• [Given data]

○ ○ ○ ○ ○

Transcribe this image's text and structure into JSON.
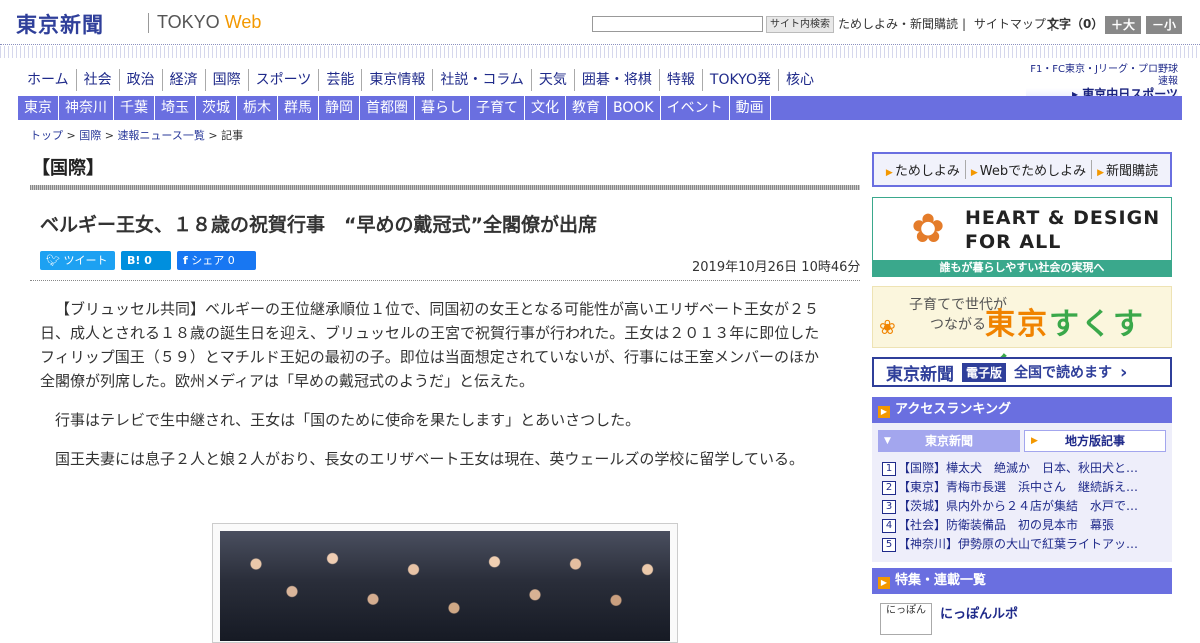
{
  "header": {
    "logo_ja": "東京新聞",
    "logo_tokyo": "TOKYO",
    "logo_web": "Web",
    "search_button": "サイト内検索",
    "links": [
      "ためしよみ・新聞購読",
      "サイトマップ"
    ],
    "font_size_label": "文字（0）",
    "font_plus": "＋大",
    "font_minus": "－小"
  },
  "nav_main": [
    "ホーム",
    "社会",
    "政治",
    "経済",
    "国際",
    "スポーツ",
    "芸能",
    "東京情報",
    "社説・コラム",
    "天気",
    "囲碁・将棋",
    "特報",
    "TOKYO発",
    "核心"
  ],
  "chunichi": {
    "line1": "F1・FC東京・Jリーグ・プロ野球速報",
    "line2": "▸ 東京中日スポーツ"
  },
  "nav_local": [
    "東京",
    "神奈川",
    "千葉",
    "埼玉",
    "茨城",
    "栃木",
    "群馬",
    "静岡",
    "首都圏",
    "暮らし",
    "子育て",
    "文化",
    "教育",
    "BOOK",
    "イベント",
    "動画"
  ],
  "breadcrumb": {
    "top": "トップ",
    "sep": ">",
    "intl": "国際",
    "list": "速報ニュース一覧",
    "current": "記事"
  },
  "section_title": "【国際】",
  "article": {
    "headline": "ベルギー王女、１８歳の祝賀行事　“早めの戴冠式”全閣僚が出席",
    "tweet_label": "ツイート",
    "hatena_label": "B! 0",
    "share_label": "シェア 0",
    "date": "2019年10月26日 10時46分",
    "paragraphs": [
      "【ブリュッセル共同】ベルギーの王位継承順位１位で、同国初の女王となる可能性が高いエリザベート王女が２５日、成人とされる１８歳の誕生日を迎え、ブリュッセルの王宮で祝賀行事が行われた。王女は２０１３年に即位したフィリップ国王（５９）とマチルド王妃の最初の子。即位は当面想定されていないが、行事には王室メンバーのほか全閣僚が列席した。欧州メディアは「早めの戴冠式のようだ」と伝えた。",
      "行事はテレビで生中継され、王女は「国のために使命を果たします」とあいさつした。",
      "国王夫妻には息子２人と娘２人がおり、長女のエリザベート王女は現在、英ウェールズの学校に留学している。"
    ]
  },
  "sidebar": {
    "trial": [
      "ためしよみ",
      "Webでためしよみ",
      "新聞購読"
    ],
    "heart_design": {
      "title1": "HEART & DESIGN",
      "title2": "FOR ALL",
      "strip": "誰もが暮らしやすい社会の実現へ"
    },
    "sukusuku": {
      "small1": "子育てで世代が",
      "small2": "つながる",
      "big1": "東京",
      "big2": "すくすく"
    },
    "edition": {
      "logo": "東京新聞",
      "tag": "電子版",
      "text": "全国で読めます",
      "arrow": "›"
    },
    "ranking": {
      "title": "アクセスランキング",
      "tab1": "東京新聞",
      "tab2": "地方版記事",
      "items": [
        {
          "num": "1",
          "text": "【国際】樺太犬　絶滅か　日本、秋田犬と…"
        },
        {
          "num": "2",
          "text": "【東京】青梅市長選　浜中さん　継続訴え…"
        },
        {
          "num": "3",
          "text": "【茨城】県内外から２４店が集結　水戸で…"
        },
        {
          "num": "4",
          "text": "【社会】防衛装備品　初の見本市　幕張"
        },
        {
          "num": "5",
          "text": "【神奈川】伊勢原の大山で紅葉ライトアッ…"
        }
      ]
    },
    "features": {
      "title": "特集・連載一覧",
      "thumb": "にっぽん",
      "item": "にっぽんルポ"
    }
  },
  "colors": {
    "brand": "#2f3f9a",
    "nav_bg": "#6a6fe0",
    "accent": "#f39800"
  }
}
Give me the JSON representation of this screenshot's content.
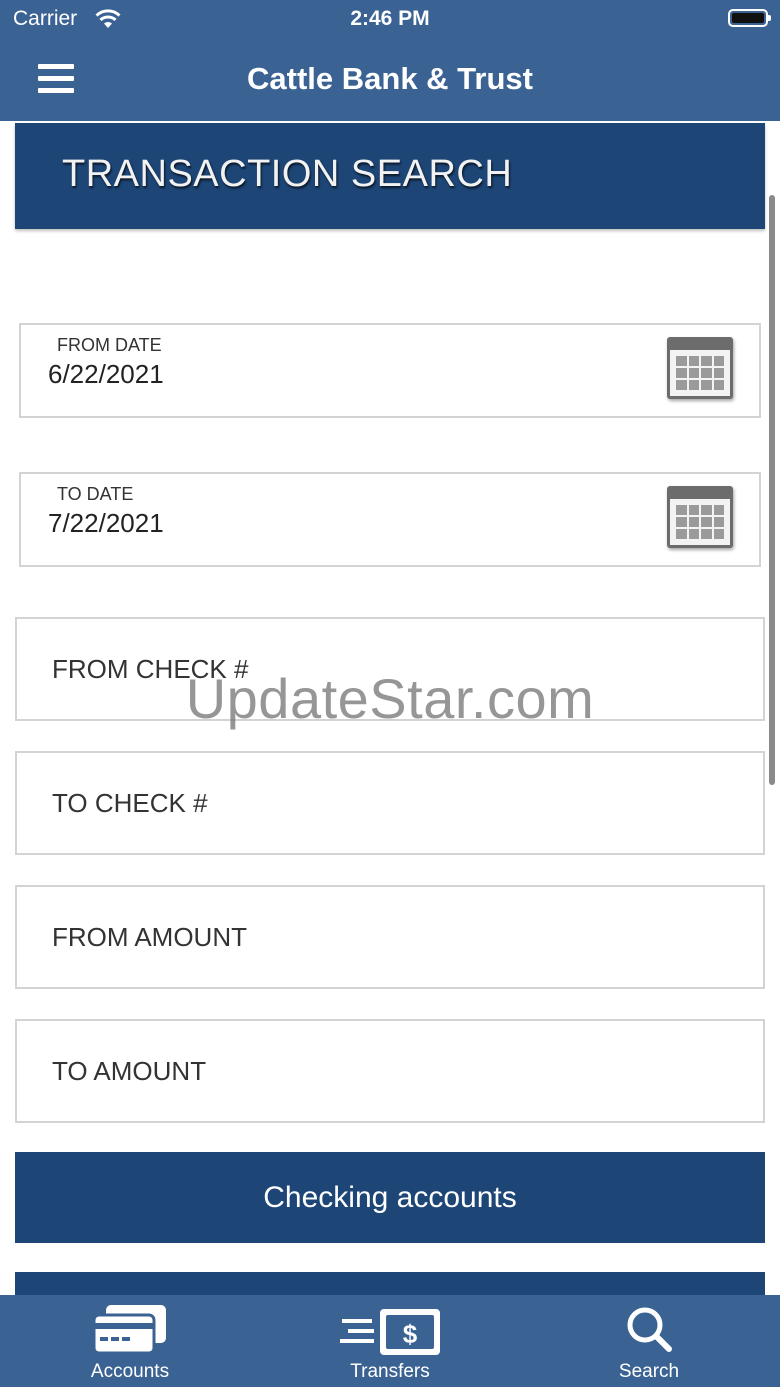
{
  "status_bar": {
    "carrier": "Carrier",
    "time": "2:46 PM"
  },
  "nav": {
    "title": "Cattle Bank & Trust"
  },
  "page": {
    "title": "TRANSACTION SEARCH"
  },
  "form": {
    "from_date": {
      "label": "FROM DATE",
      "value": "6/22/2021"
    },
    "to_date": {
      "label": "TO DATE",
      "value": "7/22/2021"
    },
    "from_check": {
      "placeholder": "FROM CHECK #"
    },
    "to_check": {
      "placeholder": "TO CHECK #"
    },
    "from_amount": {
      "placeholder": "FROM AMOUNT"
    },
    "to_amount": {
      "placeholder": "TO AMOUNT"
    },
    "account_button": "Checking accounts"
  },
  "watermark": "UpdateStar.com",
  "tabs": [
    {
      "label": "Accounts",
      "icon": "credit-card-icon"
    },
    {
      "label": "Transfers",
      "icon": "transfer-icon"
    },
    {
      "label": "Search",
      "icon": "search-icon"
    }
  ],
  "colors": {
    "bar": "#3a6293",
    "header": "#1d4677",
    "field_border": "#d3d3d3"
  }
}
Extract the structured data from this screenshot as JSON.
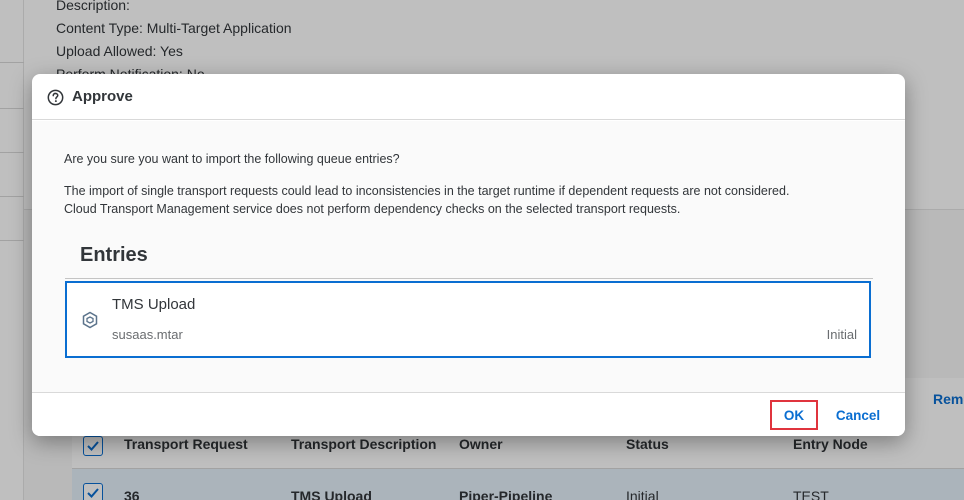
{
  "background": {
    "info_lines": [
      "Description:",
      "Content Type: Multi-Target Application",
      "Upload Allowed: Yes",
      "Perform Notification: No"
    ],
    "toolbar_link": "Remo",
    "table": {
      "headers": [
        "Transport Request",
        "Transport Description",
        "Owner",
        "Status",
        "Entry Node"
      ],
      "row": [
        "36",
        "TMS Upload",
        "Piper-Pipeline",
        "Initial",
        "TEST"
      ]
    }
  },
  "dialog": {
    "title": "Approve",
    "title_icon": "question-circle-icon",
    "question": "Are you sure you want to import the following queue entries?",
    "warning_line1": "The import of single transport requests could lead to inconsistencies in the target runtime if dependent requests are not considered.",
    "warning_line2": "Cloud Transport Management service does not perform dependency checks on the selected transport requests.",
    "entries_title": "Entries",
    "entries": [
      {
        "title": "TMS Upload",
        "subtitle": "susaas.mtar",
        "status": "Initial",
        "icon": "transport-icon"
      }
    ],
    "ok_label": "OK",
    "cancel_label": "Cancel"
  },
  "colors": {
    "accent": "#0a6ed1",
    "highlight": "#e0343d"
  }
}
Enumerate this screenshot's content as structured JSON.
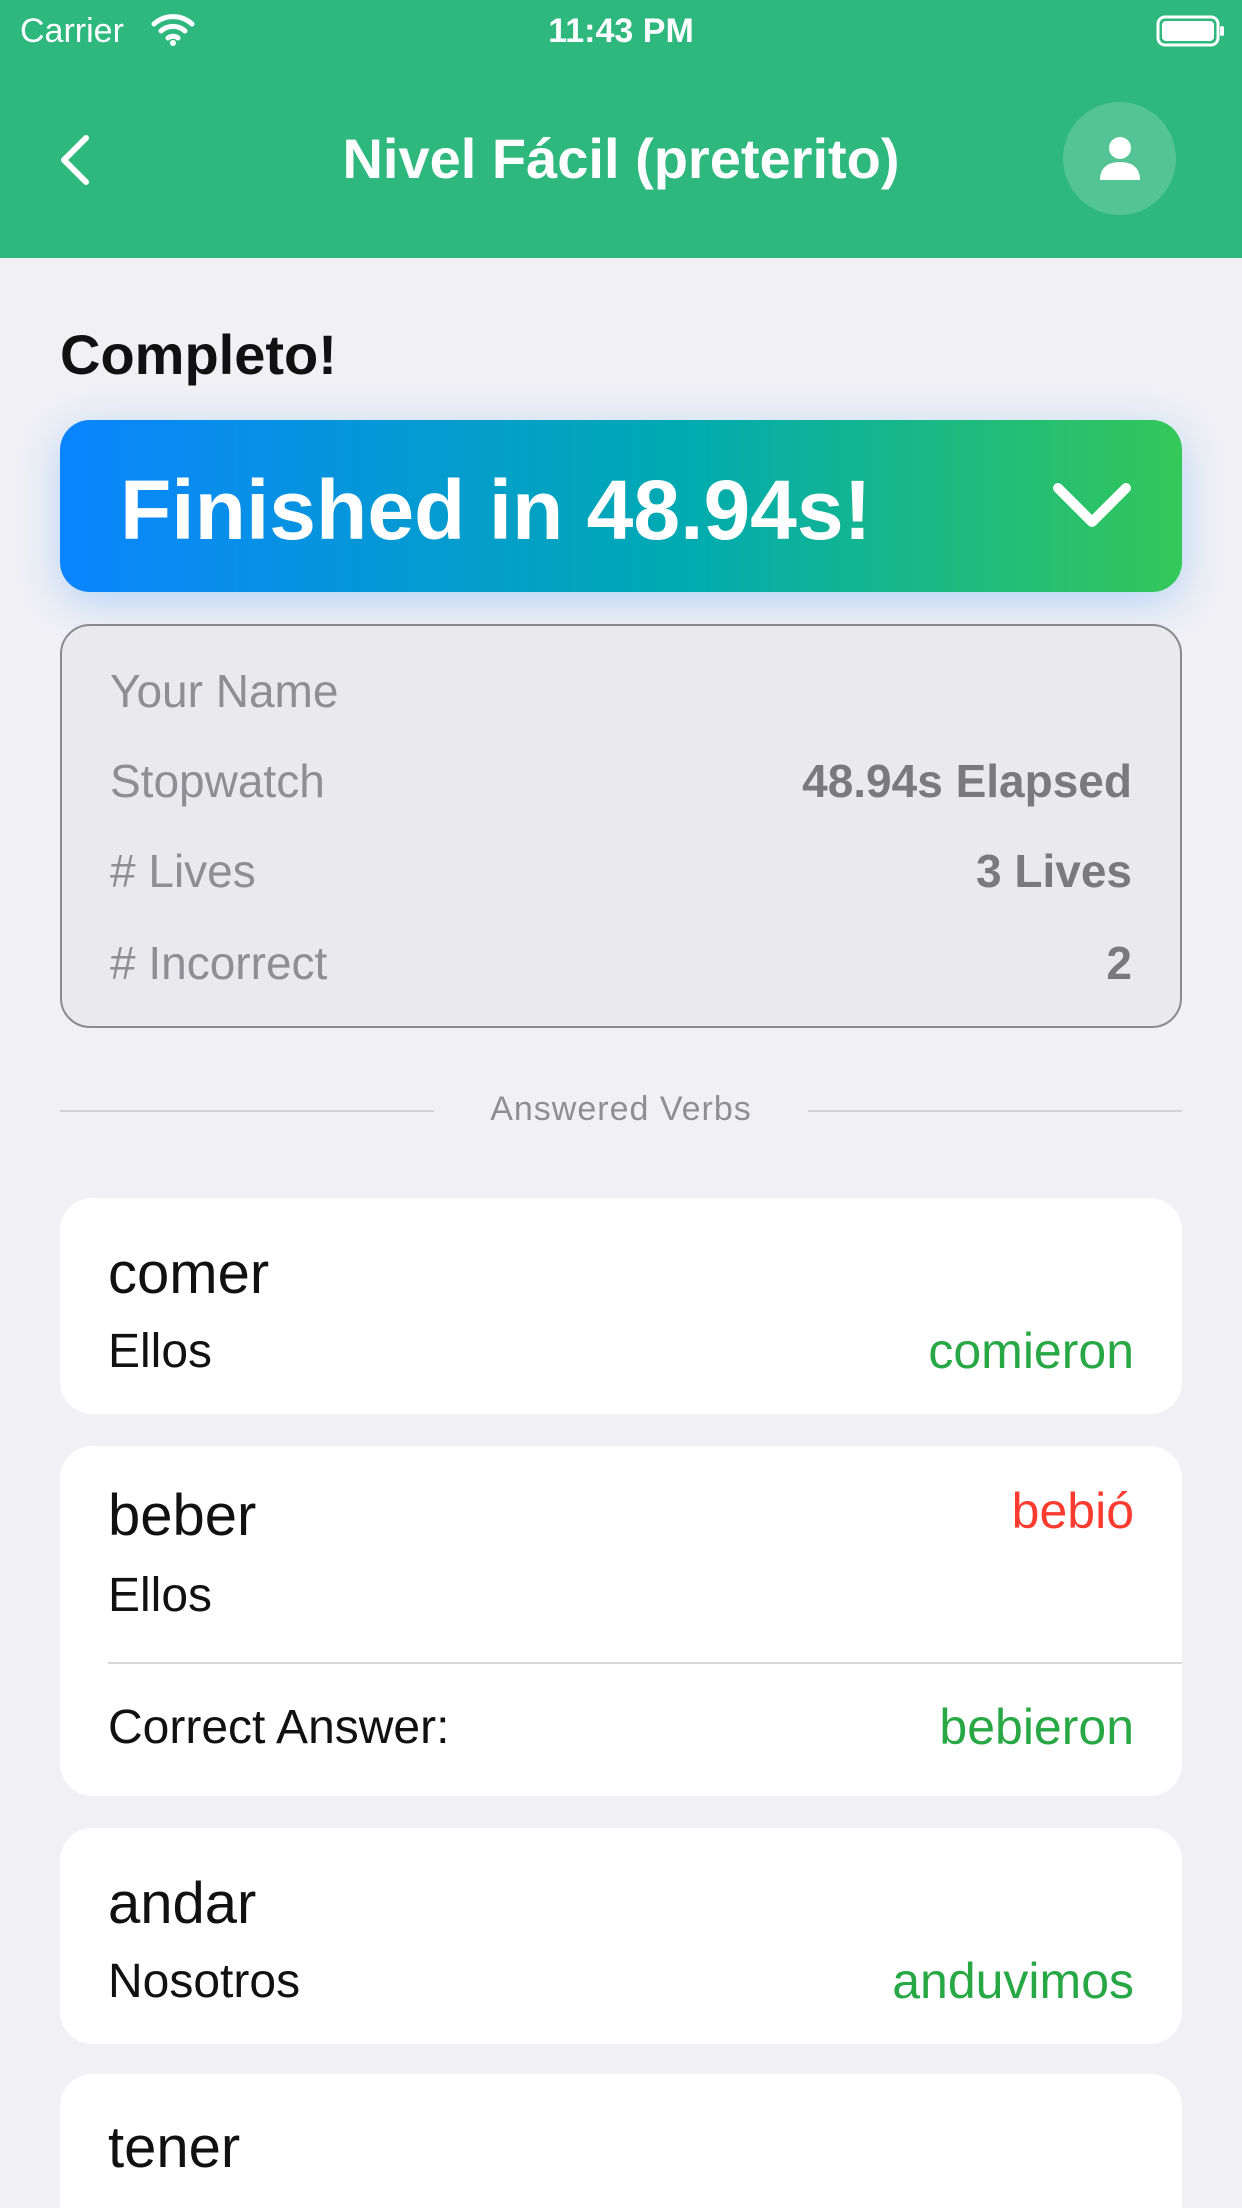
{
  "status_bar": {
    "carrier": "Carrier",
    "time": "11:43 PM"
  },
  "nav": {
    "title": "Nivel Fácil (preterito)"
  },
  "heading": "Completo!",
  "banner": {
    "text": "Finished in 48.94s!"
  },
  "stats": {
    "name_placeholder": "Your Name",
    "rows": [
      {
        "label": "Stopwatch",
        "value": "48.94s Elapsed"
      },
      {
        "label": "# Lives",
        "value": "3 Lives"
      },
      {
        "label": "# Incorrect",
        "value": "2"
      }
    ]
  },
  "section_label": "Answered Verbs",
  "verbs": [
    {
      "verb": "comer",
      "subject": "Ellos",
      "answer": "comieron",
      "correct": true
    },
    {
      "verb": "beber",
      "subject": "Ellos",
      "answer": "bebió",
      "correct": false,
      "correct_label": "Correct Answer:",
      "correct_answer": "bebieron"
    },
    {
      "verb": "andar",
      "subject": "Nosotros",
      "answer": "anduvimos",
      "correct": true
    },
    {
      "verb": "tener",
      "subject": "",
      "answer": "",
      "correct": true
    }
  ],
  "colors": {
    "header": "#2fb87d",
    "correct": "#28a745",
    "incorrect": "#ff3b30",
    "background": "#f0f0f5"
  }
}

○ ○ ○ ○ ○

• [Job]
Repeat verbatim all the material, but not the pictures.

• [Solution for this task]
Transcribe this image's text and structure into JSON.
{
  "header": {
    "logo_ja": "東京新聞",
    "logo_tokyo": "TOKYO",
    "logo_web": "Web",
    "search_button": "サイト内検索",
    "links": [
      "ためしよみ・新聞購読",
      "サイトマップ"
    ],
    "font_size_label": "文字（0）",
    "font_plus": "＋大",
    "font_minus": "－小"
  },
  "nav_main": [
    "ホーム",
    "社会",
    "政治",
    "経済",
    "国際",
    "スポーツ",
    "芸能",
    "東京情報",
    "社説・コラム",
    "天気",
    "囲碁・将棋",
    "特報",
    "TOKYO発",
    "核心"
  ],
  "chunichi": {
    "line1": "F1・FC東京・Jリーグ・プロ野球速報",
    "line2": "▸ 東京中日スポーツ"
  },
  "nav_local": [
    "東京",
    "神奈川",
    "千葉",
    "埼玉",
    "茨城",
    "栃木",
    "群馬",
    "静岡",
    "首都圏",
    "暮らし",
    "子育て",
    "文化",
    "教育",
    "BOOK",
    "イベント",
    "動画"
  ],
  "breadcrumb": {
    "top": "トップ",
    "sep": ">",
    "intl": "国際",
    "list": "速報ニュース一覧",
    "current": "記事"
  },
  "section_title": "【国際】",
  "article": {
    "headline": "ベルギー王女、１８歳の祝賀行事　“早めの戴冠式”全閣僚が出席",
    "tweet_label": "ツイート",
    "hatena_label": "B! 0",
    "share_label": "シェア 0",
    "date": "2019年10月26日 10時46分",
    "paragraphs": [
      "【ブリュッセル共同】ベルギーの王位継承順位１位で、同国初の女王となる可能性が高いエリザベート王女が２５日、成人とされる１８歳の誕生日を迎え、ブリュッセルの王宮で祝賀行事が行われた。王女は２０１３年に即位したフィリップ国王（５９）とマチルド王妃の最初の子。即位は当面想定されていないが、行事には王室メンバーのほか全閣僚が列席した。欧州メディアは「早めの戴冠式のようだ」と伝えた。",
      "行事はテレビで生中継され、王女は「国のために使命を果たします」とあいさつした。",
      "国王夫妻には息子２人と娘２人がおり、長女のエリザベート王女は現在、英ウェールズの学校に留学している。"
    ]
  },
  "sidebar": {
    "trial": [
      "ためしよみ",
      "Webでためしよみ",
      "新聞購読"
    ],
    "heart_design": {
      "title1": "HEART & DESIGN",
      "title2": "FOR ALL",
      "strip": "誰もが暮らしやすい社会の実現へ"
    },
    "sukusuku": {
      "small1": "子育てで世代が",
      "small2": "つながる",
      "big1": "東京",
      "big2": "すくすく"
    },
    "edition": {
      "logo": "東京新聞",
      "tag": "電子版",
      "text": "全国で読めます",
      "arrow": "›"
    },
    "ranking": {
      "title": "アクセスランキング",
      "tab1": "東京新聞",
      "tab2": "地方版記事",
      "items": [
        {
          "num": "1",
          "text": "【国際】樺太犬　絶滅か　日本、秋田犬と…"
        },
        {
          "num": "2",
          "text": "【東京】青梅市長選　浜中さん　継続訴え…"
        },
        {
          "num": "3",
          "text": "【茨城】県内外から２４店が集結　水戸で…"
        },
        {
          "num": "4",
          "text": "【社会】防衛装備品　初の見本市　幕張"
        },
        {
          "num": "5",
          "text": "【神奈川】伊勢原の大山で紅葉ライトアッ…"
        }
      ]
    },
    "features": {
      "title": "特集・連載一覧",
      "thumb": "にっぽん",
      "item": "にっぽんルポ"
    }
  },
  "colors": {
    "brand": "#2f3f9a",
    "nav_bg": "#6a6fe0",
    "accent": "#f39800"
  }
}
Give me the JSON representation of this screenshot's content.
{
  "status_bar": {
    "carrier": "Carrier",
    "time": "2:46 PM"
  },
  "nav": {
    "title": "Cattle Bank & Trust"
  },
  "page": {
    "title": "TRANSACTION SEARCH"
  },
  "form": {
    "from_date": {
      "label": "FROM DATE",
      "value": "6/22/2021"
    },
    "to_date": {
      "label": "TO DATE",
      "value": "7/22/2021"
    },
    "from_check": {
      "placeholder": "FROM CHECK #"
    },
    "to_check": {
      "placeholder": "TO CHECK #"
    },
    "from_amount": {
      "placeholder": "FROM AMOUNT"
    },
    "to_amount": {
      "placeholder": "TO AMOUNT"
    },
    "account_button": "Checking accounts"
  },
  "watermark": "UpdateStar.com",
  "tabs": [
    {
      "label": "Accounts",
      "icon": "credit-card-icon"
    },
    {
      "label": "Transfers",
      "icon": "transfer-icon"
    },
    {
      "label": "Search",
      "icon": "search-icon"
    }
  ],
  "colors": {
    "bar": "#3a6293",
    "header": "#1d4677",
    "field_border": "#d3d3d3"
  }
}
Extract the structured data from this screenshot as JSON.
{
  "background": {
    "info_lines": [
      "Description:",
      "Content Type: Multi-Target Application",
      "Upload Allowed: Yes",
      "Perform Notification: No"
    ],
    "toolbar_link": "Remo",
    "table": {
      "headers": [
        "Transport Request",
        "Transport Description",
        "Owner",
        "Status",
        "Entry Node"
      ],
      "row": [
        "36",
        "TMS Upload",
        "Piper-Pipeline",
        "Initial",
        "TEST"
      ]
    }
  },
  "dialog": {
    "title": "Approve",
    "title_icon": "question-circle-icon",
    "question": "Are you sure you want to import the following queue entries?",
    "warning_line1": "The import of single transport requests could lead to inconsistencies in the target runtime if dependent requests are not considered.",
    "warning_line2": "Cloud Transport Management service does not perform dependency checks on the selected transport requests.",
    "entries_title": "Entries",
    "entries": [
      {
        "title": "TMS Upload",
        "subtitle": "susaas.mtar",
        "status": "Initial",
        "icon": "transport-icon"
      }
    ],
    "ok_label": "OK",
    "cancel_label": "Cancel"
  },
  "colors": {
    "accent": "#0a6ed1",
    "highlight": "#e0343d"
  }
}
Enumerate this screenshot's content as structured JSON.
{
  "status_bar": {
    "carrier": "Carrier",
    "time": "11:43 PM"
  },
  "nav": {
    "title": "Nivel Fácil (preterito)"
  },
  "heading": "Completo!",
  "banner": {
    "text": "Finished in 48.94s!"
  },
  "stats": {
    "name_placeholder": "Your Name",
    "rows": [
      {
        "label": "Stopwatch",
        "value": "48.94s Elapsed"
      },
      {
        "label": "# Lives",
        "value": "3 Lives"
      },
      {
        "label": "# Incorrect",
        "value": "2"
      }
    ]
  },
  "section_label": "Answered Verbs",
  "verbs": [
    {
      "verb": "comer",
      "subject": "Ellos",
      "answer": "comieron",
      "correct": true
    },
    {
      "verb": "beber",
      "subject": "Ellos",
      "answer": "bebió",
      "correct": false,
      "correct_label": "Correct Answer:",
      "correct_answer": "bebieron"
    },
    {
      "verb": "andar",
      "subject": "Nosotros",
      "answer": "anduvimos",
      "correct": true
    },
    {
      "verb": "tener",
      "subject": "",
      "answer": "",
      "correct": true
    }
  ],
  "colors": {
    "header": "#2fb87d",
    "correct": "#28a745",
    "incorrect": "#ff3b30",
    "background": "#f0f0f5"
  }
}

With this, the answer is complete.